#### Your tasks:
1) From the passage on citation manipulation, reproduce the text starting at "2. Preliminaries" and ending at "(with dimension d_E).".
2) Translate this sentence from the passage on citation manipulation into Spanish: "Section 3 introduces the proposed model designed for detecting citation manipulation."

The approach suggested in this paper involves a network perturbation type that systematically removes a fixed set of nodes and reconstructs their features by leveraging GMAE trained on the remaining nodes. The iterative procedure includes substantial link prediction based on the omitted node features’ recovery. Assessing the stability of citation reconstruction amid these node-masking perturbations has the potential to unveil abnormal citations. These anomalies could serve as cues for potential manipulation or fraudulent behavior within the citation network.

The proposed approach primarily targets typical or “standard” citation patterns, and it is essential to recognize its inherent limitations. Consequently, it may introduce inaccuracies, mainly when applied to multidisciplinary articles or instances known as “sleeping beauties”. In this context, “sleeping beauty” refers to a research article that initially attracts minimal attention and remains unnoticed for an extended period post-publication. However, it experiences a significant surge in recognition and citations after a period of dormancy. Several factors contribute to this phenomenon, including groundbreaking developments that make previously overlooked research highly relevant or the discovery of the paper by other researchers who recognize its significance.

Moreover, it is important to note the citation, typically not acknowledged, of significantly ancient works authored by figures such as Newton, Archimedes, and others. Another challenge arises when dealing with multidisciplinary papers that suggest using several datasets from different research areas. One potential approach is to treat each citation against the appropriate collection. However, alternative setups can also be considered.

The rest of the manuscript is structured as follows: Section 2 outlines the pertinent mathematical foundations for the study. Section 3 introduces the proposed model designed for detecting citation manipulation. The experimental study assessing the efficacy of the model is outlined in Section 4. The paper concludes in Section 5 by summarizing key findings and discussing their implications.

2. Preliminaries

A graph, denoted as G = (V, E), consists of a set of vertices (nodes) denoted by V and a set of edges denoted by E. If a graph has N_V nodes and N_E edges, an N_V × N_V adjacency matrix A denotes the connections between nodes. Each element in A is assigned a value of either 1 or 0, indicating the presence or absence of an edge between the corresponding nodes. Occasionally, graphs may include additional information, such as node features X_V (with dimension d_V) and edge features X_E (with dimension d_E).

The Graphormer architecture, presented in [14], addresses the challenges transformers face in adapting to graph structures. These problems include capturing relational information and managing the complexities of large graphs. The paper introduces a novel network design to overcome the mentioned limitations while leveraging the strengths of transformers.

The suggested model incorporates positional embeddings that inject structural information into the transformer architecture. This is achieved by encoding node centrality (in-degree and out-degree) into the transformer. Furthermore, the model captures pairwise node relationships through shortest path distances and integrates these distances as biases in the attention mechanism. The utilization of edge features enhances the overall ability of the Graphormer model to handle graph representations effectively.

The paper [13] suggests the utilization of Graph-Masked Autoencoders (GMAEs) with Graphormer as the foundational model. Specifically, both the encoder and decoder components are designed as graph transformers, inheriting their architecture from the Graphormer model. This implies that the transformer-based structure introduced by Graphormer serves as the backbone for both encoding and decoding processes within the context of Graph-Masked Autoencoders. The paper explores the application of Graphormer’s transformer design in the GMAE framework, aiming to enhance the capabilities of graph autoencoding tasks.

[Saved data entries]
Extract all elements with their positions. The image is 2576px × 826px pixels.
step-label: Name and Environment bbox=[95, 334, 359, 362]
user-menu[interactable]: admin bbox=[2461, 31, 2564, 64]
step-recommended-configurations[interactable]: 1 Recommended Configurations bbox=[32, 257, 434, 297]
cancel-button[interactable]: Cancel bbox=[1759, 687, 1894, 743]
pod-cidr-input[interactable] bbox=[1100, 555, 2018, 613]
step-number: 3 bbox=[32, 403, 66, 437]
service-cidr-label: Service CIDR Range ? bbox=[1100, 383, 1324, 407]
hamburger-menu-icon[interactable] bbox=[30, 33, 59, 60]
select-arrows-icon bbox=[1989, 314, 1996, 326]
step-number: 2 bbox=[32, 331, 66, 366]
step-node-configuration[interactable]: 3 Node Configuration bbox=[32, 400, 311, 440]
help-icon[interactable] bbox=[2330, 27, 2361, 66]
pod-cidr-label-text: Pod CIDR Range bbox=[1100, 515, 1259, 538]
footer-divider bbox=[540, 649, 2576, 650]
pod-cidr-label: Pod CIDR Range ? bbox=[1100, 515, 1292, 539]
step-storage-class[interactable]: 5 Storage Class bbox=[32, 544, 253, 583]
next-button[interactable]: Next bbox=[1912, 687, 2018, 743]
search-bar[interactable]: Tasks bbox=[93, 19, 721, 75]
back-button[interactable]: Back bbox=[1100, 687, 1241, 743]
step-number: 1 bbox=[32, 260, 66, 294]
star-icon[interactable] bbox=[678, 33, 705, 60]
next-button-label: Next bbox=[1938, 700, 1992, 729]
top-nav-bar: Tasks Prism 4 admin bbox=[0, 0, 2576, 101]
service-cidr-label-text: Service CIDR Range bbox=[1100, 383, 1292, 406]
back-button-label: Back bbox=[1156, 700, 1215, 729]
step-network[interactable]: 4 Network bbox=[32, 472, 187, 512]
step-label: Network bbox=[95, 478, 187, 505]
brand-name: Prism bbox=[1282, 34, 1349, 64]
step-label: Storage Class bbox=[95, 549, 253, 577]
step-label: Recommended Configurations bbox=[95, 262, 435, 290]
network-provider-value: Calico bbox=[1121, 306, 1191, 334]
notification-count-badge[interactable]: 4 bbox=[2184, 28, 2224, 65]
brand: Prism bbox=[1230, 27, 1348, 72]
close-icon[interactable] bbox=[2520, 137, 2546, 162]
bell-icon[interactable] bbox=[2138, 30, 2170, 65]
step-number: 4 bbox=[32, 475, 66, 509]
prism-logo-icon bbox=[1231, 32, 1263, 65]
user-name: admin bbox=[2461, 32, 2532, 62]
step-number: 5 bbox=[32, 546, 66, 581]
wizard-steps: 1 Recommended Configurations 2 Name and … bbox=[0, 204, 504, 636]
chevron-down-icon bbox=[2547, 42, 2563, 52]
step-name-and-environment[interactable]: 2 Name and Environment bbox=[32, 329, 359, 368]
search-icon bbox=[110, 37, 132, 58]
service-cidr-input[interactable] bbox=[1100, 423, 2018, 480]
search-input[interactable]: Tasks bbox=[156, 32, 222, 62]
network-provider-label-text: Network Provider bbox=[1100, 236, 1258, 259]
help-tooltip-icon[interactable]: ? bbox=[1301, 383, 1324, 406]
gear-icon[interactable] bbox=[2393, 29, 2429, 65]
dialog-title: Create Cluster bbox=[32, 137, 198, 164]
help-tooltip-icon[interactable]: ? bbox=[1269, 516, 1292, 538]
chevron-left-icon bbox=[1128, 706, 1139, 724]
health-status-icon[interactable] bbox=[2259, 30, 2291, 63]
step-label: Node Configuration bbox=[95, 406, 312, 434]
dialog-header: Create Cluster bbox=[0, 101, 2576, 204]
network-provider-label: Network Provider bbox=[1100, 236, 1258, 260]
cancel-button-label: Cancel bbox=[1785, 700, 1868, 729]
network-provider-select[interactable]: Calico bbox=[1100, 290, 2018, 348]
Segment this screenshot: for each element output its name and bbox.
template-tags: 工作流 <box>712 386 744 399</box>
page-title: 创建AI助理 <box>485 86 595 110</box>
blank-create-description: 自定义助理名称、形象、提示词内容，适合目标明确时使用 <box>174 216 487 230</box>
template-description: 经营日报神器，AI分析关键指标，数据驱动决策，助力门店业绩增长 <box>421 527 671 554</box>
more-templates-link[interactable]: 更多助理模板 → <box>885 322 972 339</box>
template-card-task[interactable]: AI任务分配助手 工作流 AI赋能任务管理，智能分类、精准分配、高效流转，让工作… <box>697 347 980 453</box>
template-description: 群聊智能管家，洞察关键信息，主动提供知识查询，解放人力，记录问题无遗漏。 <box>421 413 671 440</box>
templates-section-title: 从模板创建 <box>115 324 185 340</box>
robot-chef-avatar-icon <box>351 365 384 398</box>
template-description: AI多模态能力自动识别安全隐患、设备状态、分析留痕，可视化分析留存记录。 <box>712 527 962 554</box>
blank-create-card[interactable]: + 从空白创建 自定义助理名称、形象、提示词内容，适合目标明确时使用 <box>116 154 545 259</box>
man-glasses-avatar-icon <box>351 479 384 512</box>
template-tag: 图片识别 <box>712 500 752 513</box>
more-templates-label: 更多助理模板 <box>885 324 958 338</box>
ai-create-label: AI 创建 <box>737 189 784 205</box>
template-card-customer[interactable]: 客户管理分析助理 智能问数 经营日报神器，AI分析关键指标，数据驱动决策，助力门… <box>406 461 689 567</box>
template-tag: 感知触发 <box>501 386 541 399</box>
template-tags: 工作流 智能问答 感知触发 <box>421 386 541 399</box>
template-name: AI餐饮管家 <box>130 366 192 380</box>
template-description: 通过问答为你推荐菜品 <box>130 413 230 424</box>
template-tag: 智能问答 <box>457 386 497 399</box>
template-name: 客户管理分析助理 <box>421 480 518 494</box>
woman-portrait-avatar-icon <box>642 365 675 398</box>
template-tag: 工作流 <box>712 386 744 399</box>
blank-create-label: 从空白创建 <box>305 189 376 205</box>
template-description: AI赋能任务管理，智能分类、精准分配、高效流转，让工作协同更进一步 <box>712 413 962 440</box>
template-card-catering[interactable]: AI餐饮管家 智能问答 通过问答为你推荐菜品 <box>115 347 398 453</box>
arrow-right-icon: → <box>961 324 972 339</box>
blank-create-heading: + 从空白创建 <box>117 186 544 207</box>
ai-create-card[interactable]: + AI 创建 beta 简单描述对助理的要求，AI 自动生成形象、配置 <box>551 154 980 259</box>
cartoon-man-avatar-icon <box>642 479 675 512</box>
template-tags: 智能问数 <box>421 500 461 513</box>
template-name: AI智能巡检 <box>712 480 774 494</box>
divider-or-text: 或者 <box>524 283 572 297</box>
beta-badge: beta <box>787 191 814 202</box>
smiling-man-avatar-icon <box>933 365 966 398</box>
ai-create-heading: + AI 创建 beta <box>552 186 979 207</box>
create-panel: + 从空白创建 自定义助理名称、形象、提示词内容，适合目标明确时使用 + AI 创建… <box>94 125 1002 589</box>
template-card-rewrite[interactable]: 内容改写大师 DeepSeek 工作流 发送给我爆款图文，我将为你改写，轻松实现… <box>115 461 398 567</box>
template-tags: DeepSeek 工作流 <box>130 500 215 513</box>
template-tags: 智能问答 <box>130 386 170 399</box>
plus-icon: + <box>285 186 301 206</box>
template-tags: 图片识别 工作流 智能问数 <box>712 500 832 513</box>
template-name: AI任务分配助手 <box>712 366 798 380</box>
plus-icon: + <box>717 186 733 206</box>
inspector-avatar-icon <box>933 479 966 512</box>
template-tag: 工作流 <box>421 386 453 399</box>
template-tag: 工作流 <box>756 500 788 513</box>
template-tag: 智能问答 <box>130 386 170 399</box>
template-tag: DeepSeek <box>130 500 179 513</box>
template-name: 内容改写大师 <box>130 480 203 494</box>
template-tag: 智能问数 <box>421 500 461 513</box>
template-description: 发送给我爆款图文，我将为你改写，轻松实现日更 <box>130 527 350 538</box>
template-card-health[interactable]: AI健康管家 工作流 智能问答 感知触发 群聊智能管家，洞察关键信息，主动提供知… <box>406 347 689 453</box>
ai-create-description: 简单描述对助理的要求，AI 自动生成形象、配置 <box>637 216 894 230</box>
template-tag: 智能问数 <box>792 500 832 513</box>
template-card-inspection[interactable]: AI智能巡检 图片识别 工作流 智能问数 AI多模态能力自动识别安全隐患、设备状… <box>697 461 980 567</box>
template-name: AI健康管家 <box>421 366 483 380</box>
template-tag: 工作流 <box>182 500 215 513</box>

#### Task-by-task results:
1)
2. Preliminaries

A graph, denoted as G = (V, E), consists of a set of vertices (nodes) denoted by V and a set of edges denoted by E. If a graph has N_V nodes and N_E edges, an N_V × N_V adjacency matrix A denotes the connections between nodes. Each element in A is assigned a value of either 1 or 0, indicating the presence or absence of an edge between the corresponding nodes. Occasionally, graphs may include additional information, such as node features X_V (with dimension d_V) and edge features X_E (with dimension d_E).

2) La sección 3 presenta el modelo propuesto diseñado para detectar la manipulación de citas.